> Task to complete:
Select each line where the word "Portions" appears.

> Data for this task:

--*--

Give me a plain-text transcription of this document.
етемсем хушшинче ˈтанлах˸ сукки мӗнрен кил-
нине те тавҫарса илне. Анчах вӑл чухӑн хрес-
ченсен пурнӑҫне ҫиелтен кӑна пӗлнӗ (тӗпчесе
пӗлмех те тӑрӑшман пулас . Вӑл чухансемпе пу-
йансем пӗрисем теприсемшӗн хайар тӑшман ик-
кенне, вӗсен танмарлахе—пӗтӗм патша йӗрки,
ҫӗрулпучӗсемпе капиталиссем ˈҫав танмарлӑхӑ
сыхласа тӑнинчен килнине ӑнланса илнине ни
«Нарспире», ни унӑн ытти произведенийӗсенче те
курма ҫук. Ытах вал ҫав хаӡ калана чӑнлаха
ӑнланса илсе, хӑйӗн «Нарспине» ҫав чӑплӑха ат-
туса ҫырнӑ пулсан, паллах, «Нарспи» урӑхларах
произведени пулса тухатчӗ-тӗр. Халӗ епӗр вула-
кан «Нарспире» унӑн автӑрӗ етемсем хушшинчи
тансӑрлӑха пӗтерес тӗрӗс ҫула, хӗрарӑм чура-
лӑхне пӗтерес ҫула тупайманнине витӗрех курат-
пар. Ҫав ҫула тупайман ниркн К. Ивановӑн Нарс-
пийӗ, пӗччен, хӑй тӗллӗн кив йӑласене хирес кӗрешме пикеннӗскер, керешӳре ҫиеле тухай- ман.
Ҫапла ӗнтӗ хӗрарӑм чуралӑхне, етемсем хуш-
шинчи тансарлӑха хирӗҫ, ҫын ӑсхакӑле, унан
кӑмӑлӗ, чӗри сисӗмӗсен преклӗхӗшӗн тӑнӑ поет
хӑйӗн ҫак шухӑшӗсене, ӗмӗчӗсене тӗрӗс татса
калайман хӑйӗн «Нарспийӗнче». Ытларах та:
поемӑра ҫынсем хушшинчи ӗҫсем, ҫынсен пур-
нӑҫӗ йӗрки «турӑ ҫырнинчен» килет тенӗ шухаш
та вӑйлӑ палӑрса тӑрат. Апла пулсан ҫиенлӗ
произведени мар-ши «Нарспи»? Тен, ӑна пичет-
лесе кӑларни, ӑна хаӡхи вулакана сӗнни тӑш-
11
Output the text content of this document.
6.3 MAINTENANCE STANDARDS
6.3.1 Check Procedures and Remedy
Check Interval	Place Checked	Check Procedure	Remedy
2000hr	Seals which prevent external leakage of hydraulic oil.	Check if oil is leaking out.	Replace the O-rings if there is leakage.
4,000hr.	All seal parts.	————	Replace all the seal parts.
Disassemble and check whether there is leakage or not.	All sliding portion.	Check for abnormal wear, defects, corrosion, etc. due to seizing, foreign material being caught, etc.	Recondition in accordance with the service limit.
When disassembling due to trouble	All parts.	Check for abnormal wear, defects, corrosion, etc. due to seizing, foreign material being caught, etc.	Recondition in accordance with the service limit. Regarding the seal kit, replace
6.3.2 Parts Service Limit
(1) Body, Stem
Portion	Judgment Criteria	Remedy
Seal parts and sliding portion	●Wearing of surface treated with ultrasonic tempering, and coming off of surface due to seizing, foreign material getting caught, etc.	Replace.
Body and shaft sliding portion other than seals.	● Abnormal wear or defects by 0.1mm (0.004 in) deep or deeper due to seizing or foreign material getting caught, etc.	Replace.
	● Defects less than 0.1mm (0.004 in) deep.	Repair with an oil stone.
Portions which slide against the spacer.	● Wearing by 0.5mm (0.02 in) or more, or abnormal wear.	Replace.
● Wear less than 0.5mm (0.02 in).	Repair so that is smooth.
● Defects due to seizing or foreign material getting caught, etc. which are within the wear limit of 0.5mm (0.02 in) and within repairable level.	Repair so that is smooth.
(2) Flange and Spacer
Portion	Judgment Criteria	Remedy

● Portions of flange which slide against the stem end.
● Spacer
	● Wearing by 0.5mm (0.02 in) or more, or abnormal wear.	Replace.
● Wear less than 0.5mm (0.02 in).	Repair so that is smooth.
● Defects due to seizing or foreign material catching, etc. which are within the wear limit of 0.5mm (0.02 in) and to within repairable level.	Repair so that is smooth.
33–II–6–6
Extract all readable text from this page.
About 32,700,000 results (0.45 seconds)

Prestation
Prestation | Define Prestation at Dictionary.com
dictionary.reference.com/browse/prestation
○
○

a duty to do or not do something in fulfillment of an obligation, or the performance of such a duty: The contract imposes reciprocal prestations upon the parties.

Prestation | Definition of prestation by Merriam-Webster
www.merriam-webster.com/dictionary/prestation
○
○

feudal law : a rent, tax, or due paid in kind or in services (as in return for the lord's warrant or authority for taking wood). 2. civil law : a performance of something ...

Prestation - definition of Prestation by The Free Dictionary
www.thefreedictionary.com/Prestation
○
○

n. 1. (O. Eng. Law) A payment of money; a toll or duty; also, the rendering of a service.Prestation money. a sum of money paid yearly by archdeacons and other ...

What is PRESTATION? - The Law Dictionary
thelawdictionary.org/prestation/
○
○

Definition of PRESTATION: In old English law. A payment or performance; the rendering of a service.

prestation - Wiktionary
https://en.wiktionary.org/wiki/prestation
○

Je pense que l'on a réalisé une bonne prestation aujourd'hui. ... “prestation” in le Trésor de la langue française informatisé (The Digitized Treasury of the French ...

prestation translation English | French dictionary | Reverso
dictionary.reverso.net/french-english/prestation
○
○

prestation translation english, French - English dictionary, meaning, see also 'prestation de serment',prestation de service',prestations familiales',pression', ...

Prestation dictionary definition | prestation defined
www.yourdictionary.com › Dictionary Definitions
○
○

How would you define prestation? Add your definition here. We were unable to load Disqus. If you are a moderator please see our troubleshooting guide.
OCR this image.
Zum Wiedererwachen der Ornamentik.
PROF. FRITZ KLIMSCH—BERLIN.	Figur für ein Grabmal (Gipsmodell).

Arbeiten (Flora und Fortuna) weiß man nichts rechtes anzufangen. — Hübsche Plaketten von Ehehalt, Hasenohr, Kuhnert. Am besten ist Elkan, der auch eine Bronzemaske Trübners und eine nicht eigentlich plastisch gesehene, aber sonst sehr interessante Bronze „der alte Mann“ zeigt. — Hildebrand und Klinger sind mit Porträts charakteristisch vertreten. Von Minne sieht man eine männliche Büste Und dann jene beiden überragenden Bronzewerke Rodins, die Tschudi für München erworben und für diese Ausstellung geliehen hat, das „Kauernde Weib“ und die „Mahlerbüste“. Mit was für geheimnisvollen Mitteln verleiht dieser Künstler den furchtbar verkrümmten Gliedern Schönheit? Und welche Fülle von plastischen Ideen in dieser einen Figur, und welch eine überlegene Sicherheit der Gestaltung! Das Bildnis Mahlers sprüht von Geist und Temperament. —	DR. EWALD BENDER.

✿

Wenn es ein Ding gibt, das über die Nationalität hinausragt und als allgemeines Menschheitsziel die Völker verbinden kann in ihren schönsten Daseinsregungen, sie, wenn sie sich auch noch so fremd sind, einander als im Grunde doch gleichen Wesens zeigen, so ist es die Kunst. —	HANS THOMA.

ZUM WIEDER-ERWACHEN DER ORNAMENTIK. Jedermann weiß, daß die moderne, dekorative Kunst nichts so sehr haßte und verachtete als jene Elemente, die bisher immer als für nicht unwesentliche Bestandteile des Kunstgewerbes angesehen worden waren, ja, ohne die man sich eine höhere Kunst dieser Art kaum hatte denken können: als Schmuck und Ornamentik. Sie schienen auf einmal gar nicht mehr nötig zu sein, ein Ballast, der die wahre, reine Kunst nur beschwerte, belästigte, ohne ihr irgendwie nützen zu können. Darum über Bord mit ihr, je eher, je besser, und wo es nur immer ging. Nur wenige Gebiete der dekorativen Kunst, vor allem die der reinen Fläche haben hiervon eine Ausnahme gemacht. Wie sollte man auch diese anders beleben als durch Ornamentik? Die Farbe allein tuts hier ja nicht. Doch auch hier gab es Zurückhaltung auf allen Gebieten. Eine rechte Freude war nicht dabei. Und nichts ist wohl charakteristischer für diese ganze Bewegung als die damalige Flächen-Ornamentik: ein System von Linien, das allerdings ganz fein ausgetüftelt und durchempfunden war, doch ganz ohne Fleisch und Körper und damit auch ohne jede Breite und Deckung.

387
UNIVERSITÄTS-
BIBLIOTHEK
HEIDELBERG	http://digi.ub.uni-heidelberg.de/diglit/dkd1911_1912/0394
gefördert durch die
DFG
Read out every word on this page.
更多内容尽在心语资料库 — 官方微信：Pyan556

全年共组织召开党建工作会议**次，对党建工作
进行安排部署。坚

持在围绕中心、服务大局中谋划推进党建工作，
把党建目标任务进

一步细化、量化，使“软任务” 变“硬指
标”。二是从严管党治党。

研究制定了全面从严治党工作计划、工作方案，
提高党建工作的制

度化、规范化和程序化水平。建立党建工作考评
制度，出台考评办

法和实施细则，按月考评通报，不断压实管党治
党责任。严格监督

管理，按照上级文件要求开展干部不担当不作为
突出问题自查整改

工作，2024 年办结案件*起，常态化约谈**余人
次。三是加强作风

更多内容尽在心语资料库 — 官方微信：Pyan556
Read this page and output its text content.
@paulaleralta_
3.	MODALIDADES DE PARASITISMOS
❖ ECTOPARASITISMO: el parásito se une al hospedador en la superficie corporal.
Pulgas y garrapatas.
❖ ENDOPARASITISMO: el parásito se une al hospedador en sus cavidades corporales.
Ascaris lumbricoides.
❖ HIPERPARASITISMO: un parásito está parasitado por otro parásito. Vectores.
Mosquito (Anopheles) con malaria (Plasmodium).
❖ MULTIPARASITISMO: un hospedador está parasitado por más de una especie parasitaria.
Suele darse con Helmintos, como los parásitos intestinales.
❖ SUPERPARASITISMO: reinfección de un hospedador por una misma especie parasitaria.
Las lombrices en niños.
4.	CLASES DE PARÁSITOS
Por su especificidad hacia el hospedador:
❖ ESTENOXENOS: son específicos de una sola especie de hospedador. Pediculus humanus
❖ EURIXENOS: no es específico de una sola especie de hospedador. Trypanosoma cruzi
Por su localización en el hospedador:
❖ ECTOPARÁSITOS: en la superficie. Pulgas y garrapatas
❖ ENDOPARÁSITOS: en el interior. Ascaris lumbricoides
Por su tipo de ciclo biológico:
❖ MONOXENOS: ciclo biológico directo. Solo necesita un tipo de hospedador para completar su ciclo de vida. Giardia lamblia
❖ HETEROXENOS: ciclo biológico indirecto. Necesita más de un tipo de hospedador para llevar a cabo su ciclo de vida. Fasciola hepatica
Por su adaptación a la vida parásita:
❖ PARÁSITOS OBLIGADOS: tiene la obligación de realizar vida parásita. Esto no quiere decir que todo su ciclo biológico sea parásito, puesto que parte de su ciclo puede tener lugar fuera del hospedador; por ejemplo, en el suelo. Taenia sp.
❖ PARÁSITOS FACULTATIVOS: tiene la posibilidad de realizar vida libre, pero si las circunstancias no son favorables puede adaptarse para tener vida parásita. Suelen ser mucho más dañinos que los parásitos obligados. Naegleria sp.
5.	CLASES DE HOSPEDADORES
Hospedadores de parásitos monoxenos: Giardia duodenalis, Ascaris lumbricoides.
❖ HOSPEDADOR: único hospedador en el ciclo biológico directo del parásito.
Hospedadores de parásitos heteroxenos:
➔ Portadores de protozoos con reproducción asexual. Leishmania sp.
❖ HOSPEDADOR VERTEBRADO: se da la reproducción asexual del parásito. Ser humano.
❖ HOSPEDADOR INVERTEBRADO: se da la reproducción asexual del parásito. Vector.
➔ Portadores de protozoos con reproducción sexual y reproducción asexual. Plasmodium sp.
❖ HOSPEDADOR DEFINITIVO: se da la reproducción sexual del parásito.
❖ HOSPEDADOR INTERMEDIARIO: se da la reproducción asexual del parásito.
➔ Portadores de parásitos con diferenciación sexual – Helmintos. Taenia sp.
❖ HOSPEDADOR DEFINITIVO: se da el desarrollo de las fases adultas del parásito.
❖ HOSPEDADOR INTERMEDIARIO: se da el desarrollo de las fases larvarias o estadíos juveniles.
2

--*--

> Task result:
Portions which slide against the spacer.	● Wearing by 0.5mm (0.02 in) or more, or abnormal wear.	Replace.
● Portions of flange which slide against the stem end.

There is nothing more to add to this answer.